**What the task requires**
Extract, from the records beneath this instruction, each line that contains the word "front".

[Dataset items]
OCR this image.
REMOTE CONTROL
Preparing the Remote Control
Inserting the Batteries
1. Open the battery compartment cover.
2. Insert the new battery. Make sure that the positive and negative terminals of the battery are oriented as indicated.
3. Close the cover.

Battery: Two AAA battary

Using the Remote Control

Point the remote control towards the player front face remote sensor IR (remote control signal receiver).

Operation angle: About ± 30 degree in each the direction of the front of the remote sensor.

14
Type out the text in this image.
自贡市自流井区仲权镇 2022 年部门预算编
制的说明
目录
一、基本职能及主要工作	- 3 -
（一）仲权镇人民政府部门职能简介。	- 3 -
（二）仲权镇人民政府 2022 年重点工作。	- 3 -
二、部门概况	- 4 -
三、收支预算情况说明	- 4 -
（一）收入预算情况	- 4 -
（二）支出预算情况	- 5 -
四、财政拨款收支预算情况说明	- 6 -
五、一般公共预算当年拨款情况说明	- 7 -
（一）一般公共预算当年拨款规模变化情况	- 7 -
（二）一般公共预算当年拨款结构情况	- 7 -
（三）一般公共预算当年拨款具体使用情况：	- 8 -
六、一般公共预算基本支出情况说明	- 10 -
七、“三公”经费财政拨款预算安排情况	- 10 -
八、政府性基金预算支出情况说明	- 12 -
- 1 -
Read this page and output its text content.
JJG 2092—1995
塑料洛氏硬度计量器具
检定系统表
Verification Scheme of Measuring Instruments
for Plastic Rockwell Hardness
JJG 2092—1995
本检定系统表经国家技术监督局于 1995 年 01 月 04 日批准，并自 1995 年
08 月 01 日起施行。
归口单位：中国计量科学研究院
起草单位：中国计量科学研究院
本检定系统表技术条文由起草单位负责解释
* * *
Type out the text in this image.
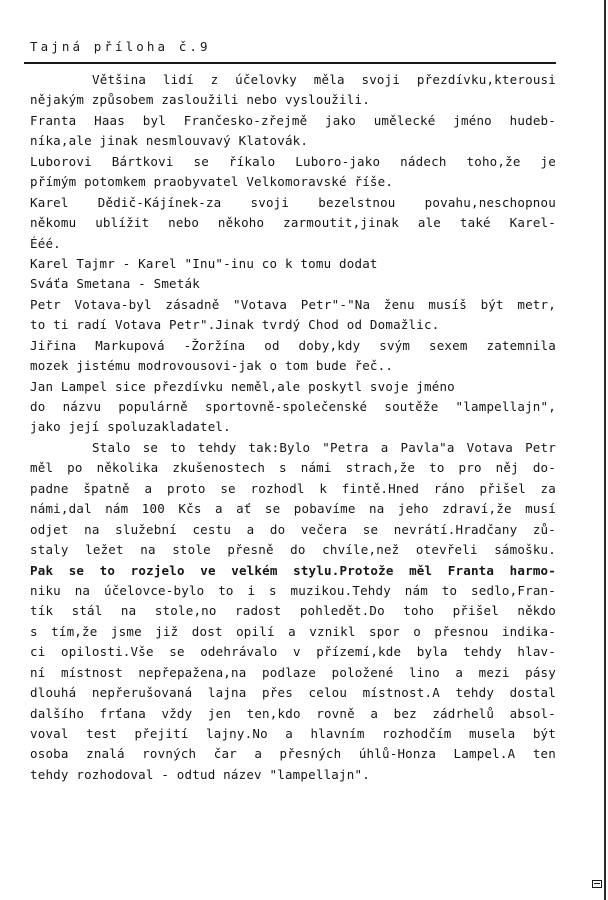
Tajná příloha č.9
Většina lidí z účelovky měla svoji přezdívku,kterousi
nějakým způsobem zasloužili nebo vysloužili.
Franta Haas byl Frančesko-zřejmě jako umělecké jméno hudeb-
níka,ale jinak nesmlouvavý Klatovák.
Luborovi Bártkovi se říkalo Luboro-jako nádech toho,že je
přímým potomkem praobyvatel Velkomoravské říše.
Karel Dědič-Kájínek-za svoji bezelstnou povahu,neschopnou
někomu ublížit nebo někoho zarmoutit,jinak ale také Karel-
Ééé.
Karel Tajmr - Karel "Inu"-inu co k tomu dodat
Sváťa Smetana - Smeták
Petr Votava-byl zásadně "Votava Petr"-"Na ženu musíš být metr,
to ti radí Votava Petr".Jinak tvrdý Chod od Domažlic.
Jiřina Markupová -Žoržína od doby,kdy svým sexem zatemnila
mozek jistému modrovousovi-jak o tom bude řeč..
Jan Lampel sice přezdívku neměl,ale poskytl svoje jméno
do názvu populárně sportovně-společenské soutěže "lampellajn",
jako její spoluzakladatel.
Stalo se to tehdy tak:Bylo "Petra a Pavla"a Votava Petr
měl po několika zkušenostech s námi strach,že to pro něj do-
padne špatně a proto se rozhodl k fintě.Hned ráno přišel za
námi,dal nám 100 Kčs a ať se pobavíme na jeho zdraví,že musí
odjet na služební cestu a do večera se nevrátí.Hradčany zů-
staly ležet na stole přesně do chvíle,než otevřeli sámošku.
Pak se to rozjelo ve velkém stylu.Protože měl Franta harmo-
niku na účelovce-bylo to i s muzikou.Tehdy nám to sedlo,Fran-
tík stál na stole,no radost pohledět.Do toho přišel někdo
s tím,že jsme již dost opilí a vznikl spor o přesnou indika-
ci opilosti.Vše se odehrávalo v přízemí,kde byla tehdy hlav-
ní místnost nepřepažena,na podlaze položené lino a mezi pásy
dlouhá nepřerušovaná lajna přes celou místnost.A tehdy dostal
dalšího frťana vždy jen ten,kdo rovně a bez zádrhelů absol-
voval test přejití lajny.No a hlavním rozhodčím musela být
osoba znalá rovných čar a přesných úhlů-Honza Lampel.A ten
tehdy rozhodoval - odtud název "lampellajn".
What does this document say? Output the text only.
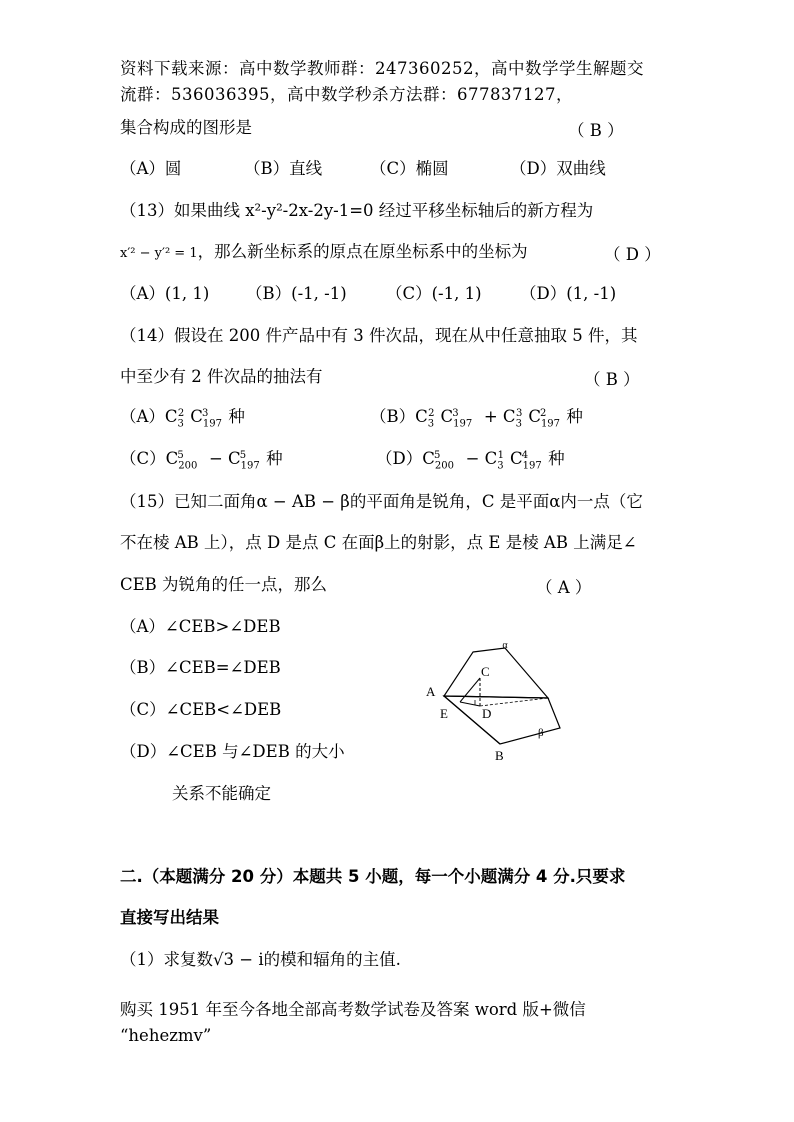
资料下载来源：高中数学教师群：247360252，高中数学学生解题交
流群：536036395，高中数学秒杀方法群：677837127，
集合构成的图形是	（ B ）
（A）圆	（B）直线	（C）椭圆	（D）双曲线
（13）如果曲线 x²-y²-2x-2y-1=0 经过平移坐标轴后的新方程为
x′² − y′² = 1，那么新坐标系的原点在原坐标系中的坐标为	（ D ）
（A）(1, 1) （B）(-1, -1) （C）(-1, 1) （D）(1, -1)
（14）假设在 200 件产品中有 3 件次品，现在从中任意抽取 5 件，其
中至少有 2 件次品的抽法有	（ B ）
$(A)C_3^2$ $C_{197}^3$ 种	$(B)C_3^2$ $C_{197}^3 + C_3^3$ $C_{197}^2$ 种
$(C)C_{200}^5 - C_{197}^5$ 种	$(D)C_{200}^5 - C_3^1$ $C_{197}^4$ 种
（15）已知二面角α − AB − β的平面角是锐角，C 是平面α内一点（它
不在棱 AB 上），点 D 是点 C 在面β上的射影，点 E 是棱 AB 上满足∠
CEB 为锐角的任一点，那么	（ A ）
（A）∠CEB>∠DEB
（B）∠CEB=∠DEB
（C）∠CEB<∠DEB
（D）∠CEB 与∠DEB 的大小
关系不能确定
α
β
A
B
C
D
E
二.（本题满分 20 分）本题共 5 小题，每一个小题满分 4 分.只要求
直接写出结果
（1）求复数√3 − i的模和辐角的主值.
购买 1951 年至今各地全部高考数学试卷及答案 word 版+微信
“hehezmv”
==
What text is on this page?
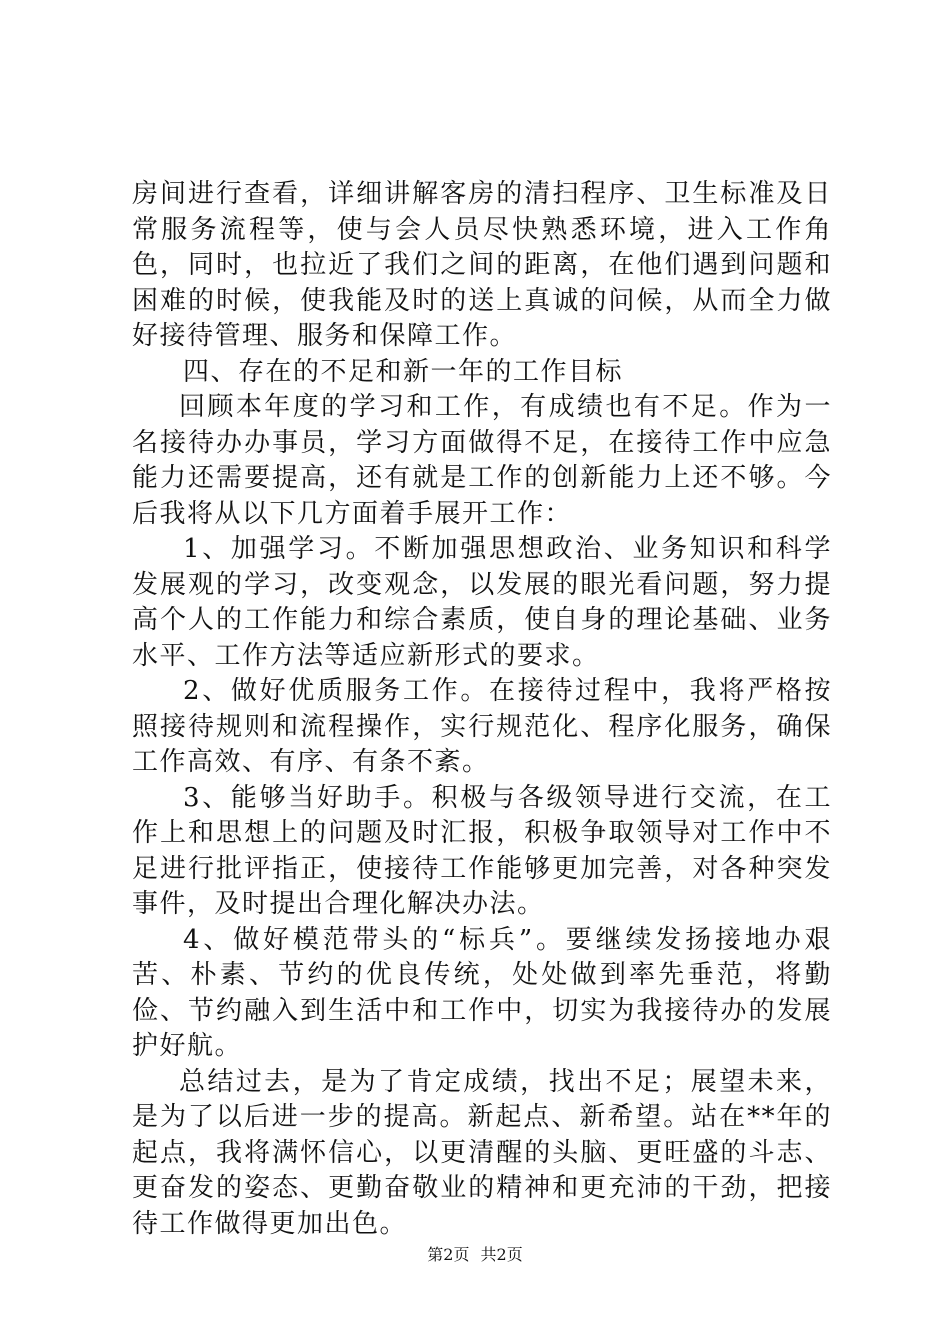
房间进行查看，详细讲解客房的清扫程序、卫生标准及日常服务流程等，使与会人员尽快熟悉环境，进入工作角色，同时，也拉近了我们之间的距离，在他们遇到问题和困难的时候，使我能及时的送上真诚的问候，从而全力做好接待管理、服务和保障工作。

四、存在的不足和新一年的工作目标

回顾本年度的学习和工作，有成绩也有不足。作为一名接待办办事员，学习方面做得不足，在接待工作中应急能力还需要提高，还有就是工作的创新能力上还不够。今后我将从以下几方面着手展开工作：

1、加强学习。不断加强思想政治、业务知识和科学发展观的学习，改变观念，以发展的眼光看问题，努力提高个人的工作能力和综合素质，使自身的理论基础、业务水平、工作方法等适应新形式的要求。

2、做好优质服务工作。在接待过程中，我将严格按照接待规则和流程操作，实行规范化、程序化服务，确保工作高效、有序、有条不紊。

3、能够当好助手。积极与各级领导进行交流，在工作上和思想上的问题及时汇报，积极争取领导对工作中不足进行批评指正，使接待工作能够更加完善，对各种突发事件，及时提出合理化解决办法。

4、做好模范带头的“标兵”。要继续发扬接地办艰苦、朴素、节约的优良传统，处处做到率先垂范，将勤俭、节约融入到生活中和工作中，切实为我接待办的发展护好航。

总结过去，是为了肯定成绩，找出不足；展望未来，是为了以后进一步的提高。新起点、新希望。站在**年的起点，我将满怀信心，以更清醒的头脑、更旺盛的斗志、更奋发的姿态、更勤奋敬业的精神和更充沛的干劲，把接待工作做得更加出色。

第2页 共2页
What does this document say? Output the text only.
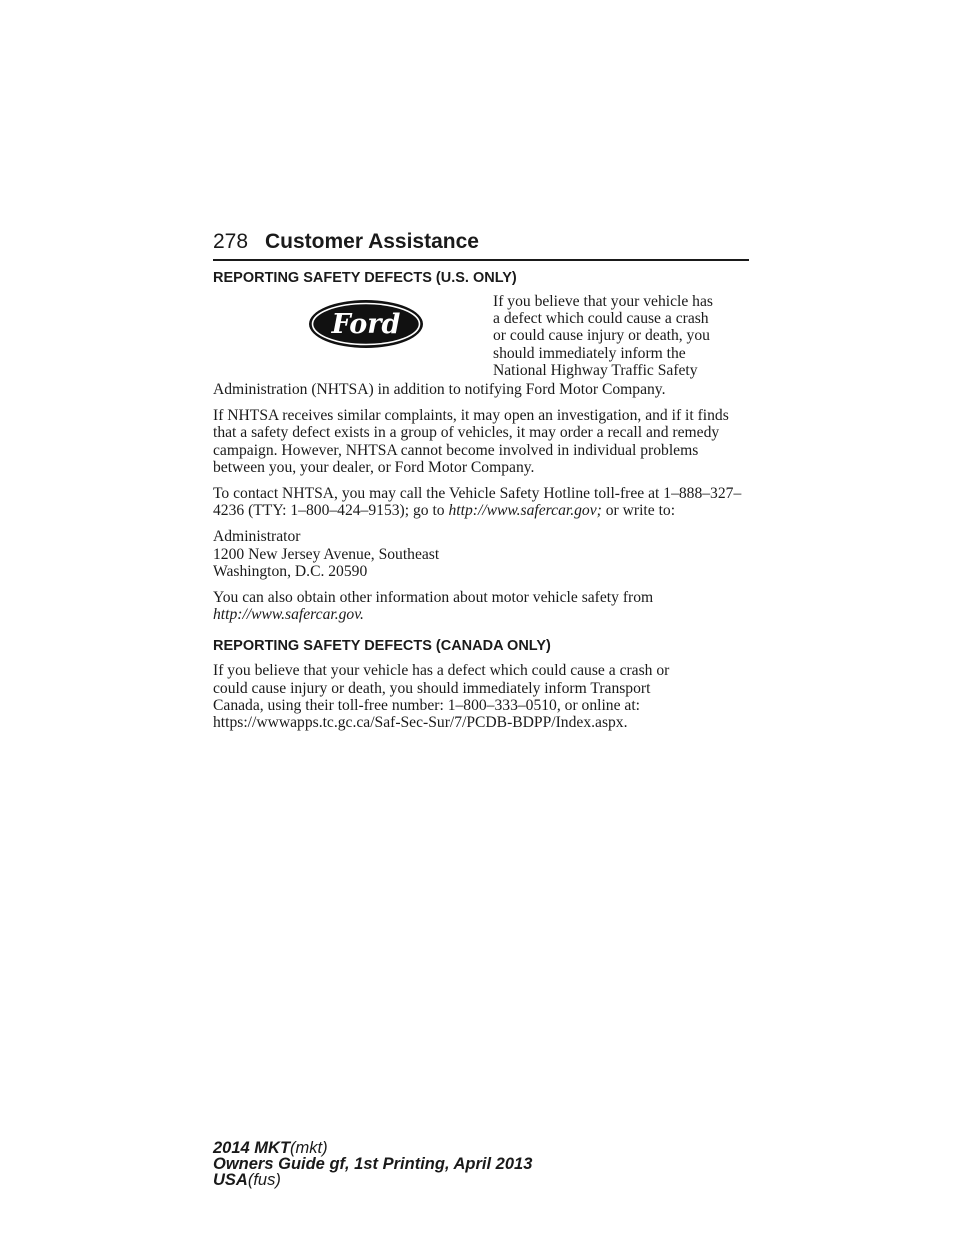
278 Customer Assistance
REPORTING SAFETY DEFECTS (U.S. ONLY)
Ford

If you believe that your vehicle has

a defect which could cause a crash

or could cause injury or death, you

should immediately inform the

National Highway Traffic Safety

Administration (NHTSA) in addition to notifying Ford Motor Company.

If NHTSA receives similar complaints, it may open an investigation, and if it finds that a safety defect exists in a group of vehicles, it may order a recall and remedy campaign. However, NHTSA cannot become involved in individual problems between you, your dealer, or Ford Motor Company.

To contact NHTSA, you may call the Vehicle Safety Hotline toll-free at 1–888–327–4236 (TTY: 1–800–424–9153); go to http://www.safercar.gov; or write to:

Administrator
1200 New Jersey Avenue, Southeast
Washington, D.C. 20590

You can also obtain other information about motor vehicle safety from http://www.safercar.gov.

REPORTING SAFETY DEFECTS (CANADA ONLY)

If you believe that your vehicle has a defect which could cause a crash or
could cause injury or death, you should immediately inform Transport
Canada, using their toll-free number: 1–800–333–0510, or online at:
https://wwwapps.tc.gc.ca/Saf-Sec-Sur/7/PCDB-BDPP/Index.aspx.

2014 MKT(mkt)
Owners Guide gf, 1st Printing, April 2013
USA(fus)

**Full output**
Point the remote control towards the player front face remote sensor IR (remote control signal receiver).
Operation angle: About ± 30 degree in each the direction of the front of the remote sensor.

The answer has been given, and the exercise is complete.